**Dataset**
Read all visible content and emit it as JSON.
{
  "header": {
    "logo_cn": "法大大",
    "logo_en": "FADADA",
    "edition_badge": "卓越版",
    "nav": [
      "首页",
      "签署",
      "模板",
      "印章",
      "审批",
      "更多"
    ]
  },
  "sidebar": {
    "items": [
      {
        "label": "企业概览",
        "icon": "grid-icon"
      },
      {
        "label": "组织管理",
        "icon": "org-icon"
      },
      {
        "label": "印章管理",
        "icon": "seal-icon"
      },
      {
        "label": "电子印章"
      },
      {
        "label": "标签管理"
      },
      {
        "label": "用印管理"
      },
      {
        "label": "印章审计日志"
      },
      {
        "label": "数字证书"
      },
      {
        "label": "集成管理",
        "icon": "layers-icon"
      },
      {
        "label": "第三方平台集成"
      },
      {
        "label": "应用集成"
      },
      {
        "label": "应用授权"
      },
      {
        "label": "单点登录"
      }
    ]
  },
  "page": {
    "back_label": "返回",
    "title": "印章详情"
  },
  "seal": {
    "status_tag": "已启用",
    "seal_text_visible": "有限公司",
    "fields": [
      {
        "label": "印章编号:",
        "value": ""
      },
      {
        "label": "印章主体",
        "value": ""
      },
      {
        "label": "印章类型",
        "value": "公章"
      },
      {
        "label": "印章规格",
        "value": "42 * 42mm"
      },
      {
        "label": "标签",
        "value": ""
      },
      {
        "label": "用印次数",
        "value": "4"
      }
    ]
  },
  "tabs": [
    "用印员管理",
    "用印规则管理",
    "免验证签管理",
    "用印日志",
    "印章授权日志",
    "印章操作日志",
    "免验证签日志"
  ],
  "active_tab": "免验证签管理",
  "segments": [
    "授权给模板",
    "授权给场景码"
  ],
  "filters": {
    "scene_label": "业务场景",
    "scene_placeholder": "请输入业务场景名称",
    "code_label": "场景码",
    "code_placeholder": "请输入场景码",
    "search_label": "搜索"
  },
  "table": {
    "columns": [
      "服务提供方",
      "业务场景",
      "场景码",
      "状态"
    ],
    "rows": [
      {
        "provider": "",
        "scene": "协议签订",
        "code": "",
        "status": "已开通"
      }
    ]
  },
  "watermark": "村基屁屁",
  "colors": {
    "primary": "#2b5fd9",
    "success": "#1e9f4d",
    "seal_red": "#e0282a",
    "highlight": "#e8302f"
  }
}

**Instructions for the task**
Transcribe all of the material exactly. Omit nothing.

**Output**
Read all visible content and emit it as JSON.
{
  "header": {
    "logo_cn": "法大大",
    "logo_en": "FADADA",
    "edition_badge": "卓越版",
    "nav": [
      "首页",
      "签署",
      "模板",
      "印章",
      "审批",
      "更多"
    ]
  },
  "sidebar": {
    "items": [
      {
        "label": "企业概览",
        "icon": "grid-icon"
      },
      {
        "label": "组织管理",
        "icon": "org-icon"
      },
      {
        "label": "印章管理",
        "icon": "seal-icon"
      },
      {
        "label": "电子印章"
      },
      {
        "label": "标签管理"
      },
      {
        "label": "用印管理"
      },
      {
        "label": "印章审计日志"
      },
      {
        "label": "数字证书"
      },
      {
        "label": "集成管理",
        "icon": "layers-icon"
      },
      {
        "label": "第三方平台集成"
      },
      {
        "label": "应用集成"
      },
      {
        "label": "应用授权"
      },
      {
        "label": "单点登录"
      }
    ]
  },
  "page": {
    "back_label": "返回",
    "title": "印章详情"
  },
  "seal": {
    "status_tag": "已启用",
    "seal_text_visible": "有限公司",
    "fields": [
      {
        "label": "印章编号:",
        "value": ""
      },
      {
        "label": "印章主体",
        "value": ""
      },
      {
        "label": "印章类型",
        "value": "公章"
      },
      {
        "label": "印章规格",
        "value": "42 * 42mm"
      },
      {
        "label": "标签",
        "value": ""
      },
      {
        "label": "用印次数",
        "value": "4"
      }
    ]
  },
  "tabs": [
    "用印员管理",
    "用印规则管理",
    "免验证签管理",
    "用印日志",
    "印章授权日志",
    "印章操作日志",
    "免验证签日志"
  ],
  "active_tab": "免验证签管理",
  "segments": [
    "授权给模板",
    "授权给场景码"
  ],
  "filters": {
    "scene_label": "业务场景",
    "scene_placeholder": "请输入业务场景名称",
    "code_label": "场景码",
    "code_placeholder": "请输入场景码",
    "search_label": "搜索"
  },
  "table": {
    "columns": [
      "服务提供方",
      "业务场景",
      "场景码",
      "状态"
    ],
    "rows": [
      {
        "provider": "",
        "scene": "协议签订",
        "code": "",
        "status": "已开通"
      }
    ]
  },
  "watermark": "村基屁屁",
  "colors": {
    "primary": "#2b5fd9",
    "success": "#1e9f4d",
    "seal_red": "#e0282a",
    "highlight": "#e8302f"
  }
}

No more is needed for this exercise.